## Your objective
Transcribe the data from its first line through the line that contains "y-tick-label: 20,000 (19, 81, 56, 95)", with both of those lines included.

==============================

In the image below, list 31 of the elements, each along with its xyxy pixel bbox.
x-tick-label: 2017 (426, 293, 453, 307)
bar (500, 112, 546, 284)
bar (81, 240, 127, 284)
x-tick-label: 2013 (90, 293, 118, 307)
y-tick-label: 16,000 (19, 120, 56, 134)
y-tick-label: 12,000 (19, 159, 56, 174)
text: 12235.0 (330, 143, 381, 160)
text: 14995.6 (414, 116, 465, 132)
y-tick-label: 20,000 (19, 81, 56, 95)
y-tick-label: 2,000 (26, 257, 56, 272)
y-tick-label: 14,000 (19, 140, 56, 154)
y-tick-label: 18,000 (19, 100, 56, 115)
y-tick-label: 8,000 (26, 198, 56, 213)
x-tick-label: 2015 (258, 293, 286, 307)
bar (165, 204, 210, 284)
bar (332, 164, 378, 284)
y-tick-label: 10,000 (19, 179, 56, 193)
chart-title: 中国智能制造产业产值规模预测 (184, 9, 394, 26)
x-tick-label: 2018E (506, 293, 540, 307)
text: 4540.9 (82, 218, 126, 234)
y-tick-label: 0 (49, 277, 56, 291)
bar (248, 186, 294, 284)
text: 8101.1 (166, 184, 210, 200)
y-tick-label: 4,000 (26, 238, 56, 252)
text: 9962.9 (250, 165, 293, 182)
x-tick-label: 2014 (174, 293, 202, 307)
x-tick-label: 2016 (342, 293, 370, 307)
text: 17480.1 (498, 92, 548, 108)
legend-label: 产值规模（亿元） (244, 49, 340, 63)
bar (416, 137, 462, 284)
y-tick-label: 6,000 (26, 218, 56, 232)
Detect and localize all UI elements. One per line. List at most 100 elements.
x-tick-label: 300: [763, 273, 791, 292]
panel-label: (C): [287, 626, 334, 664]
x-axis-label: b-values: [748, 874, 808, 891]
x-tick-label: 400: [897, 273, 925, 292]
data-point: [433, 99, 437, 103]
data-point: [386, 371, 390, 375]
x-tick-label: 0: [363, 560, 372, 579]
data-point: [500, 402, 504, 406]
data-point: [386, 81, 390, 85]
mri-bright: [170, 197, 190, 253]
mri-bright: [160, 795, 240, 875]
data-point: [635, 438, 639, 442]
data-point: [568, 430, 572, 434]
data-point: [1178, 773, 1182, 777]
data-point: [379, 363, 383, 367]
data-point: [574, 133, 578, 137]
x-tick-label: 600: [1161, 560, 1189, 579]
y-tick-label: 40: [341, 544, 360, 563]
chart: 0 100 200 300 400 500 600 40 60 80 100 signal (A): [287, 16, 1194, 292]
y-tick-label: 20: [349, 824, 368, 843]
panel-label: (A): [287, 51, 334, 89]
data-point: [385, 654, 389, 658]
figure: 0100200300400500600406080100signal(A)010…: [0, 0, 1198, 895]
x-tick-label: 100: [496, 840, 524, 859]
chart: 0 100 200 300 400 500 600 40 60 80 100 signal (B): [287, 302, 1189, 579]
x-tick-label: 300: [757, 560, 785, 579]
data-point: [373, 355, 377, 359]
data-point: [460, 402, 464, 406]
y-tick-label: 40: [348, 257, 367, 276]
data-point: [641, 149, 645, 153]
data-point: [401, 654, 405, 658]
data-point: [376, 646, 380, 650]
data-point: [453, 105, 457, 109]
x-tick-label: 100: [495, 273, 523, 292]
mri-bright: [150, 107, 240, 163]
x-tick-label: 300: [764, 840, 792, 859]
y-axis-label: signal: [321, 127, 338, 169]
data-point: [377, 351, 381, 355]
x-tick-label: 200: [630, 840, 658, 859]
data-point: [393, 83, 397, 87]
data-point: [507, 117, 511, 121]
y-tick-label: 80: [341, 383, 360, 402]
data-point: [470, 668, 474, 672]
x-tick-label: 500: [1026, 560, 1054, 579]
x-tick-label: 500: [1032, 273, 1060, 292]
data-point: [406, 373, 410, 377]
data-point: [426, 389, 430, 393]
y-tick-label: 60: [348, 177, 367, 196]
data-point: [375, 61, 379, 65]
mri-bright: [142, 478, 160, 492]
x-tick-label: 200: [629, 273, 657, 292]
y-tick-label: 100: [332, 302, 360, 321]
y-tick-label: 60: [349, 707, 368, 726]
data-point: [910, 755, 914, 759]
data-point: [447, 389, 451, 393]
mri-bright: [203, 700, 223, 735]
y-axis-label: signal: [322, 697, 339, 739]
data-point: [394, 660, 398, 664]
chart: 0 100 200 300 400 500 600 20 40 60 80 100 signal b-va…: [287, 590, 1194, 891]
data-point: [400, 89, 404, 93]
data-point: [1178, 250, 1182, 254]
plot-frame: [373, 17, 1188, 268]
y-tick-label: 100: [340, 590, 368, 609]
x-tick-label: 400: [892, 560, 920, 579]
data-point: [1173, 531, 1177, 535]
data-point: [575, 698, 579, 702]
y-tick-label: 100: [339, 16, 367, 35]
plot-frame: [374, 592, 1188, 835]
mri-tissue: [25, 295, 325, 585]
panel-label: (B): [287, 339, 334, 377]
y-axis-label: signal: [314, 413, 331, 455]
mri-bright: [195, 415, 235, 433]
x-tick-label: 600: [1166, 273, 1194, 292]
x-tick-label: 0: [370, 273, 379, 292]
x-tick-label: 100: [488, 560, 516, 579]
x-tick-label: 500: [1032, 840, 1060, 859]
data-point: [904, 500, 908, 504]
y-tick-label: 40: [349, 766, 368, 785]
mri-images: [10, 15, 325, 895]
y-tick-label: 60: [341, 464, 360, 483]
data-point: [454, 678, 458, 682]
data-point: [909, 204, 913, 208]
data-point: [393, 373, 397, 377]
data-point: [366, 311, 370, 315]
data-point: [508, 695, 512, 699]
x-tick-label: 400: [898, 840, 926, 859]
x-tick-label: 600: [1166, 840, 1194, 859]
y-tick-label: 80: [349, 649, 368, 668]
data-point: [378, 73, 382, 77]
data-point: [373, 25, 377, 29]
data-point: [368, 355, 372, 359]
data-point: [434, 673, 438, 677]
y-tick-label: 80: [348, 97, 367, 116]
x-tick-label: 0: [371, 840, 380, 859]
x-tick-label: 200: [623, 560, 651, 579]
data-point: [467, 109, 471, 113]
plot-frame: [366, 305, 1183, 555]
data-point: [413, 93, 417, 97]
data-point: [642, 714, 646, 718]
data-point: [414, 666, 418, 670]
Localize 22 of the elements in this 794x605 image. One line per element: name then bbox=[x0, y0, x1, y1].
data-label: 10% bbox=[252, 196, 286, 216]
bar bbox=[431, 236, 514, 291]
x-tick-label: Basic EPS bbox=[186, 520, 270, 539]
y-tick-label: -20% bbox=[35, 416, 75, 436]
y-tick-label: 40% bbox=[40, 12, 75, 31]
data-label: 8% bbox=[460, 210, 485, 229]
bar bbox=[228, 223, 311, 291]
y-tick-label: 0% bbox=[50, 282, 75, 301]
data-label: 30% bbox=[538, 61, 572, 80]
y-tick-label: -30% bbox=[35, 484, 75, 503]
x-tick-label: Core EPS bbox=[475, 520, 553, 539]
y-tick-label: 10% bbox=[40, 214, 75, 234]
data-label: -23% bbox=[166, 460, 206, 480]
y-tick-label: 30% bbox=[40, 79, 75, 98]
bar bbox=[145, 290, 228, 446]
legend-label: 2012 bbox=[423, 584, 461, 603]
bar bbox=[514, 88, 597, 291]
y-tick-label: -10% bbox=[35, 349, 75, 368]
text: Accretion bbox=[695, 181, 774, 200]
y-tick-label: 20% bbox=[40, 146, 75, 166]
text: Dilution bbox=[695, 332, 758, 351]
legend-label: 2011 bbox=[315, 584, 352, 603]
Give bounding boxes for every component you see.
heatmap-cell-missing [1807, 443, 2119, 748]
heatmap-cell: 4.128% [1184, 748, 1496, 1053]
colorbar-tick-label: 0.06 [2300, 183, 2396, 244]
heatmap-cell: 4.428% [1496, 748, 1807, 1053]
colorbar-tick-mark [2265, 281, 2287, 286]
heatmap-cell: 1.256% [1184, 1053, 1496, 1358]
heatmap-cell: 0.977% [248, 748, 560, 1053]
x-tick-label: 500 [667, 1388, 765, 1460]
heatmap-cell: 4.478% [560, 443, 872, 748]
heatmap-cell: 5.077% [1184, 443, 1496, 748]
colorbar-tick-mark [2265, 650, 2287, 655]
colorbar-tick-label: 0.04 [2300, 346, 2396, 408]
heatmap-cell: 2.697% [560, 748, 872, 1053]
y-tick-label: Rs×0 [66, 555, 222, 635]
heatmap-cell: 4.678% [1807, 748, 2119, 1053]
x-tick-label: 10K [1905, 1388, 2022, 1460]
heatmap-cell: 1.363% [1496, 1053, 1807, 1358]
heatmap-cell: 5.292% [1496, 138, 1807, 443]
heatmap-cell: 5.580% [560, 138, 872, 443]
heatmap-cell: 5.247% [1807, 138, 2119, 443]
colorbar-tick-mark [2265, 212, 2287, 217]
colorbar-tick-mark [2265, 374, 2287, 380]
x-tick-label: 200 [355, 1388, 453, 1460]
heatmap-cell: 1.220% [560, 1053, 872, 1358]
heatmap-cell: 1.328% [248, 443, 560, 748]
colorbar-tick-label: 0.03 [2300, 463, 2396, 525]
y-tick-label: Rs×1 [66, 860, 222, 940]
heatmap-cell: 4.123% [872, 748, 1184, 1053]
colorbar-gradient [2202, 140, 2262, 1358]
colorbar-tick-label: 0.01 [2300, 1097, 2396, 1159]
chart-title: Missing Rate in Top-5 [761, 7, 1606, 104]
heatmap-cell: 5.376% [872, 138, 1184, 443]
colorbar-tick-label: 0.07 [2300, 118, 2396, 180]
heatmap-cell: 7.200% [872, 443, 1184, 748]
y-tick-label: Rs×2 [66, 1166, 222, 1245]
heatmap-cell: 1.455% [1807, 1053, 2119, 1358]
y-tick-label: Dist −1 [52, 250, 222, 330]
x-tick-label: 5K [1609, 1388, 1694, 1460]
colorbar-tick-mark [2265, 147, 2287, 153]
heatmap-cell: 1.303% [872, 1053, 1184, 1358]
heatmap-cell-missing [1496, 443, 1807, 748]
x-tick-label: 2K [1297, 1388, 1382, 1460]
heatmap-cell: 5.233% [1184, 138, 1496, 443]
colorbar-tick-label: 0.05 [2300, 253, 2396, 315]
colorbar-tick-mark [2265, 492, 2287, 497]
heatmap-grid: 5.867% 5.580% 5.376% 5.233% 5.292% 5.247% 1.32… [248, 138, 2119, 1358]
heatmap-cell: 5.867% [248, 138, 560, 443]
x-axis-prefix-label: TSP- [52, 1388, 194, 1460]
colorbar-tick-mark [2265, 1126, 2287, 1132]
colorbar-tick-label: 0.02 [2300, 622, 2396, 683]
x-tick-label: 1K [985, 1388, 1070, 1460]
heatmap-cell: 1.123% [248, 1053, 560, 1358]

==============================

## Correct result
In the image below, list 31 of the elements, each along with its xyxy pixel bbox.
x-tick-label: 2017 (426, 293, 453, 307)
bar (500, 112, 546, 284)
bar (81, 240, 127, 284)
x-tick-label: 2013 (90, 293, 118, 307)
y-tick-label: 16,000 (19, 120, 56, 134)
y-tick-label: 12,000 (19, 159, 56, 174)
text: 12235.0 (330, 143, 381, 160)
text: 14995.6 (414, 116, 465, 132)
y-tick-label: 20,000 (19, 81, 56, 95)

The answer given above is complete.